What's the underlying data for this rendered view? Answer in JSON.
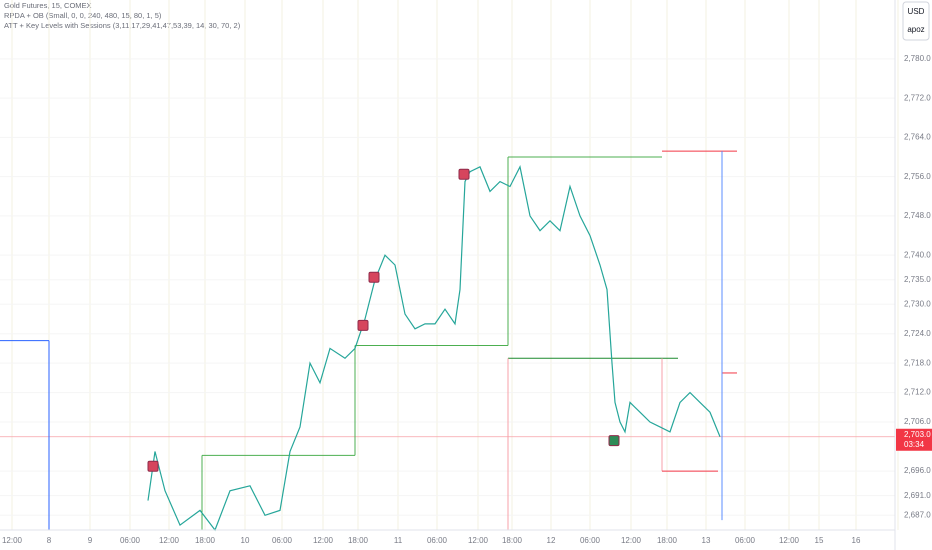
{
  "chart_data": {
    "type": "line",
    "title": "Gold Futures, 15, COMEX",
    "indicators": [
      "RPDA + OB (Small, 0, 0, 240, 480, 15, 80, 1, 5)",
      "ATT + Key Levels with Sessions (3,11,17,29,41,47,53,39, 14, 30, 70, 2)"
    ],
    "currency": "USD",
    "user": "apoz",
    "grid": true,
    "color": "#26a69a",
    "x": [
      148,
      155,
      165,
      180,
      200,
      215,
      230,
      250,
      265,
      280,
      290,
      300,
      310,
      320,
      330,
      345,
      355,
      365,
      375,
      385,
      395,
      405,
      415,
      425,
      435,
      445,
      455,
      460,
      465,
      470,
      480,
      490,
      500,
      510,
      520,
      530,
      540,
      550,
      560,
      570,
      580,
      590,
      600,
      607,
      612,
      615,
      620,
      625,
      630,
      640,
      650,
      660,
      670,
      680,
      690,
      700,
      710,
      720
    ],
    "values": [
      2690,
      2700,
      2692,
      2685,
      2688,
      2684,
      2692,
      2693,
      2687,
      2688,
      2700,
      2705,
      2718,
      2714,
      2721,
      2719,
      2721,
      2727,
      2735,
      2740,
      2738,
      2728,
      2725,
      2726,
      2726,
      2729,
      2726,
      2733,
      2755,
      2757,
      2758,
      2753,
      2755,
      2754,
      2758,
      2748,
      2745,
      2747,
      2745,
      2754,
      2748,
      2744,
      2738,
      2733,
      2718,
      2710,
      2706,
      2704,
      2710,
      2708,
      2706,
      2705,
      2704,
      2710,
      2712,
      2710,
      2708,
      2703
    ],
    "xlim": [
      0,
      895
    ],
    "ylim": [
      2684,
      2792
    ],
    "xticks": [
      {
        "value": 12,
        "label": "12:00"
      },
      {
        "value": 49,
        "label": "8"
      },
      {
        "value": 90,
        "label": "9"
      },
      {
        "value": 130,
        "label": "06:00"
      },
      {
        "value": 169,
        "label": "12:00"
      },
      {
        "value": 205,
        "label": "18:00"
      },
      {
        "value": 245,
        "label": "10"
      },
      {
        "value": 282,
        "label": "06:00"
      },
      {
        "value": 323,
        "label": "12:00"
      },
      {
        "value": 358,
        "label": "18:00"
      },
      {
        "value": 398,
        "label": "11"
      },
      {
        "value": 437,
        "label": "06:00"
      },
      {
        "value": 478,
        "label": "12:00"
      },
      {
        "value": 512,
        "label": "18:00"
      },
      {
        "value": 551,
        "label": "12"
      },
      {
        "value": 590,
        "label": "06:00"
      },
      {
        "value": 631,
        "label": "12:00"
      },
      {
        "value": 667,
        "label": "18:00"
      },
      {
        "value": 706,
        "label": "13"
      },
      {
        "value": 745,
        "label": "06:00"
      },
      {
        "value": 789,
        "label": "12:00"
      },
      {
        "value": 819,
        "label": "15"
      },
      {
        "value": 856,
        "label": "16"
      },
      {
        "value": 898,
        "label": "06:00"
      }
    ],
    "yticks": [
      {
        "value": 2780,
        "label": "2,780.0"
      },
      {
        "value": 2772,
        "label": "2,772.0"
      },
      {
        "value": 2764,
        "label": "2,764.0"
      },
      {
        "value": 2756,
        "label": "2,756.0"
      },
      {
        "value": 2748,
        "label": "2,748.0"
      },
      {
        "value": 2740,
        "label": "2,740.0"
      },
      {
        "value": 2735,
        "label": "2,735.0"
      },
      {
        "value": 2730,
        "label": "2,730.0"
      },
      {
        "value": 2724,
        "label": "2,724.0"
      },
      {
        "value": 2718,
        "label": "2,718.0"
      },
      {
        "value": 2712,
        "label": "2,712.0"
      },
      {
        "value": 2706,
        "label": "2,706.0"
      },
      {
        "value": 2696,
        "label": "2,696.0"
      },
      {
        "value": 2691,
        "label": "2,691.0"
      },
      {
        "value": 2687,
        "label": "2,687.0"
      }
    ],
    "last_price": {
      "value": 2703,
      "label": "2,703.0"
    },
    "countdown": "03:34",
    "segments": [
      {
        "color": "#4caf50",
        "x": [
          202,
          355
        ],
        "y": [
          2699.2,
          2699.2
        ]
      },
      {
        "color": "#4caf50",
        "x": [
          355,
          355
        ],
        "y": [
          2699.2,
          2721.6
        ]
      },
      {
        "color": "#4caf50",
        "x": [
          355,
          508
        ],
        "y": [
          2721.6,
          2721.6
        ]
      },
      {
        "color": "#4caf50",
        "x": [
          508,
          508
        ],
        "y": [
          2721.6,
          2760
        ]
      },
      {
        "color": "#4caf50",
        "x": [
          508,
          662
        ],
        "y": [
          2760,
          2760
        ]
      },
      {
        "color": "#4caf50",
        "x": [
          202,
          202
        ],
        "y": [
          2684,
          2699.2
        ]
      },
      {
        "color": "#f23645",
        "x": [
          662,
          737
        ],
        "y": [
          2761.2,
          2761.2
        ]
      },
      {
        "color": "#f23645",
        "x": [
          722,
          737
        ],
        "y": [
          2716,
          2716
        ]
      },
      {
        "color": "#1b8a2e",
        "x": [
          508,
          678
        ],
        "y": [
          2719,
          2719
        ]
      },
      {
        "color": "#f7a1a8",
        "x": [
          508,
          508
        ],
        "y": [
          2684,
          2719
        ]
      },
      {
        "color": "#f7a1a8",
        "x": [
          662,
          662
        ],
        "y": [
          2696,
          2719
        ]
      },
      {
        "color": "#f23645",
        "x": [
          662,
          718
        ],
        "y": [
          2696,
          2696
        ]
      },
      {
        "color": "#2962ff",
        "x": [
          0,
          49
        ],
        "y": [
          2722.6,
          2722.6
        ]
      },
      {
        "color": "#2962ff",
        "x": [
          49,
          49
        ],
        "y": [
          2684,
          2722.6
        ]
      },
      {
        "color": "#5b8cff",
        "x": [
          722,
          722
        ],
        "y": [
          2686,
          2761.2
        ]
      }
    ],
    "markers": [
      {
        "x": 153,
        "y": 2697,
        "color": "#d6455d"
      },
      {
        "x": 363,
        "y": 2725.7,
        "color": "#d6455d"
      },
      {
        "x": 374,
        "y": 2735.5,
        "color": "#d6455d"
      },
      {
        "x": 464,
        "y": 2756.5,
        "color": "#d6455d"
      },
      {
        "x": 614,
        "y": 2702.2,
        "color": "#2e8b57"
      }
    ]
  }
}
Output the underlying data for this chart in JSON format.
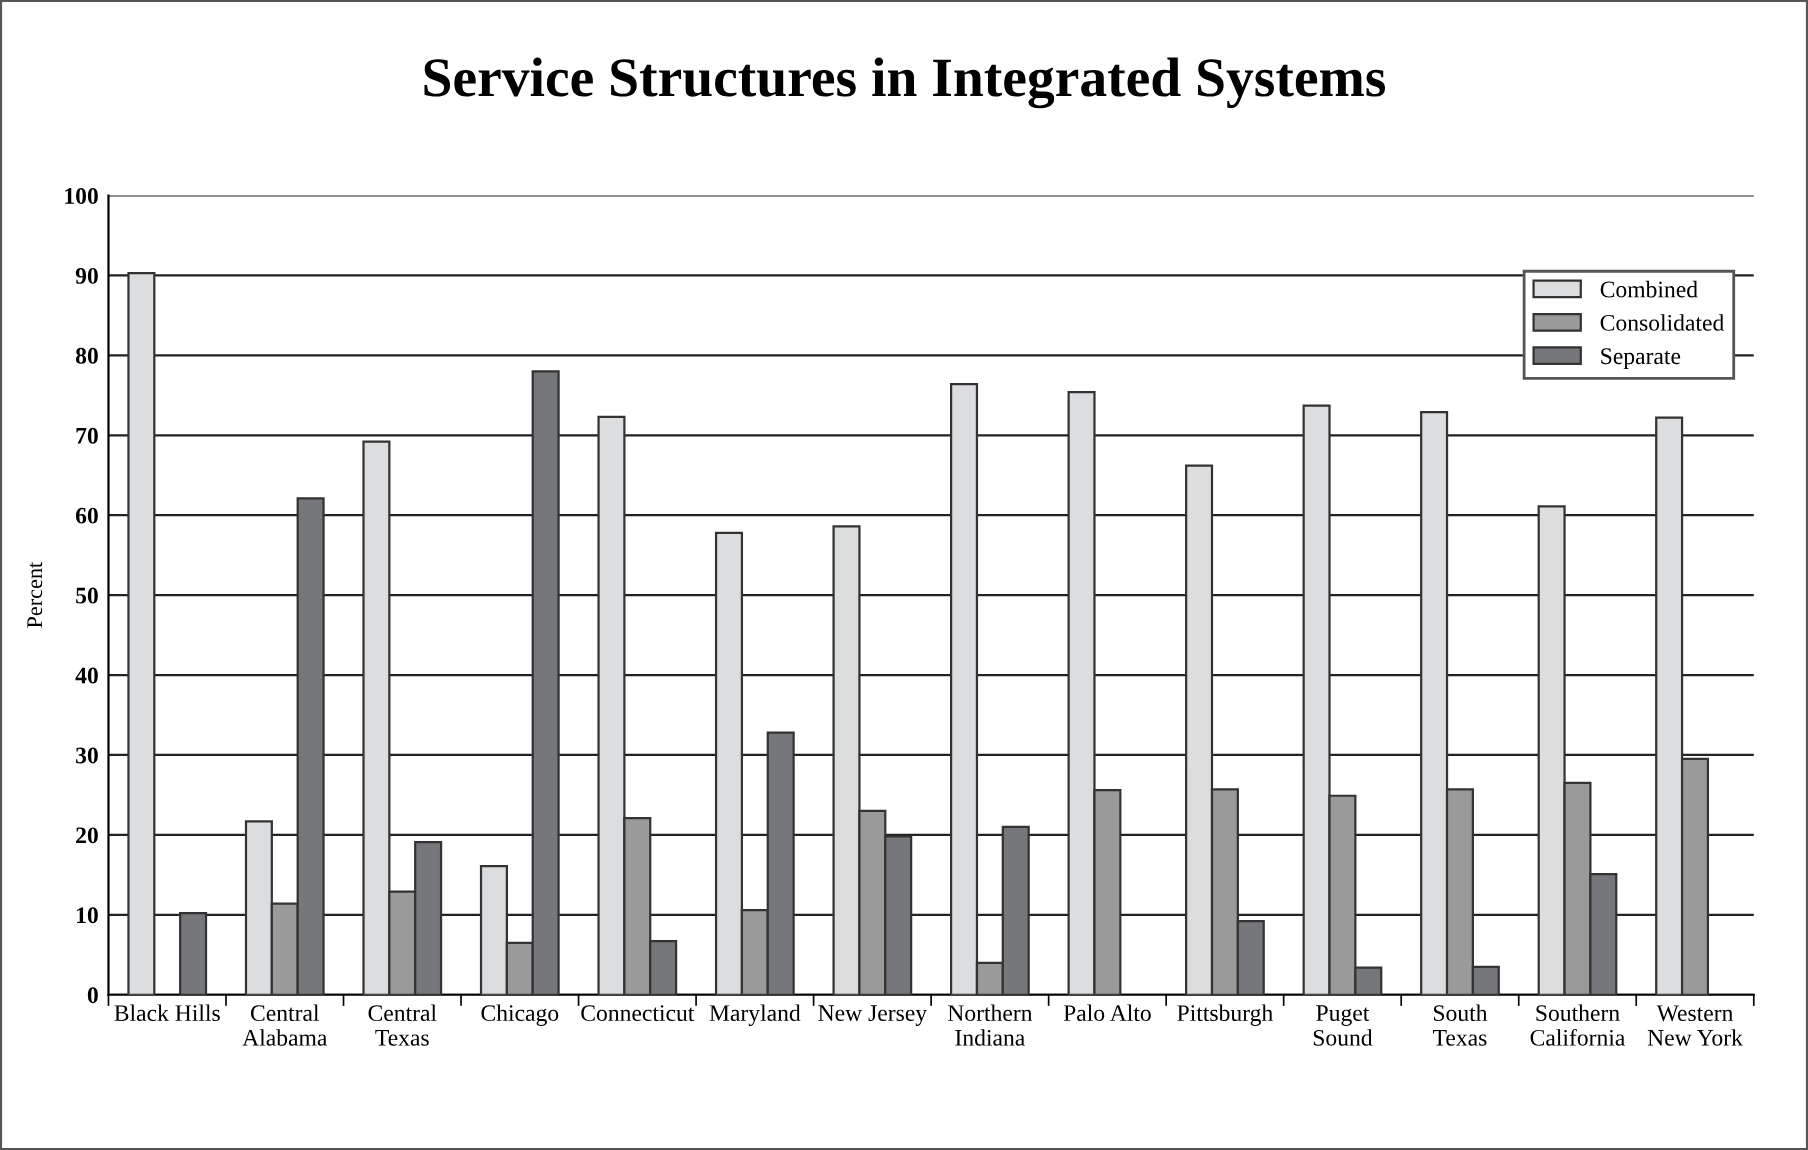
{
  "chart_data": {
    "type": "bar",
    "title": "Service Structures in Integrated Systems",
    "ylabel": "Percent",
    "categories": [
      "Black Hills",
      "Central\nAlabama",
      "Central\nTexas",
      "Chicago",
      "Connecticut",
      "Maryland",
      "New Jersey",
      "Northern\nIndiana",
      "Palo Alto",
      "Pittsburgh",
      "Puget\nSound",
      "South\nTexas",
      "Southern\nCalifornia",
      "Western\nNew York"
    ],
    "series": [
      {
        "name": "Combined",
        "color": "#dcdddf",
        "values": [
          90.3,
          21.7,
          69.2,
          16.1,
          72.3,
          57.8,
          58.6,
          76.4,
          75.4,
          66.2,
          73.7,
          72.9,
          61.1,
          72.2
        ]
      },
      {
        "name": "Consolidated",
        "color": "#9a9a9a",
        "values": [
          null,
          11.4,
          12.9,
          6.5,
          22.1,
          10.6,
          23.0,
          4.0,
          25.6,
          25.7,
          24.9,
          25.7,
          26.5,
          29.5
        ]
      },
      {
        "name": "Separate",
        "color": "#76777a",
        "values": [
          10.2,
          62.1,
          19.1,
          78.0,
          6.7,
          32.8,
          19.8,
          21.0,
          null,
          9.2,
          3.4,
          3.5,
          15.1,
          null
        ]
      }
    ],
    "ylim": [
      0,
      100
    ],
    "yticks": [
      0,
      10,
      20,
      30,
      40,
      50,
      60,
      70,
      80,
      90,
      100
    ],
    "grid": "y",
    "legend": "top right"
  }
}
────────────────────
- Objective -
Every line of the records that includes the word "underlying" should be gathered.

- Final result -
What's the underlying data for this rendered view? Answer in JSON.
Output the underlying data for this chart in JSON format.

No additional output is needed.